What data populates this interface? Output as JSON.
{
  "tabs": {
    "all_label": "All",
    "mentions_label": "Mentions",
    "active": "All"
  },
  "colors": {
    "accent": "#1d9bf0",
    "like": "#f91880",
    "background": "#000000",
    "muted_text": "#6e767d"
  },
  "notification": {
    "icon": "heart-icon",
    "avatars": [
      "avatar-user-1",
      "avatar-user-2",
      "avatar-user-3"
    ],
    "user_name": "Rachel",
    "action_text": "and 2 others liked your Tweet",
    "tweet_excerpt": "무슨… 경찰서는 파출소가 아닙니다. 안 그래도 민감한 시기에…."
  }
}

##############################

Write out the entire listing exactly.

What data populates this interface? Output as JSON.
{
  "tabs": {
    "all_label": "All",
    "mentions_label": "Mentions",
    "active": "All"
  },
  "colors": {
    "accent": "#1d9bf0",
    "like": "#f91880",
    "background": "#000000",
    "muted_text": "#6e767d"
  },
  "notification": {
    "icon": "heart-icon",
    "avatars": [
      "avatar-user-1",
      "avatar-user-2",
      "avatar-user-3"
    ],
    "user_name": "Rachel",
    "action_text": "and 2 others liked your Tweet",
    "tweet_excerpt": "무슨… 경찰서는 파출소가 아닙니다. 안 그래도 민감한 시기에…."
  }
}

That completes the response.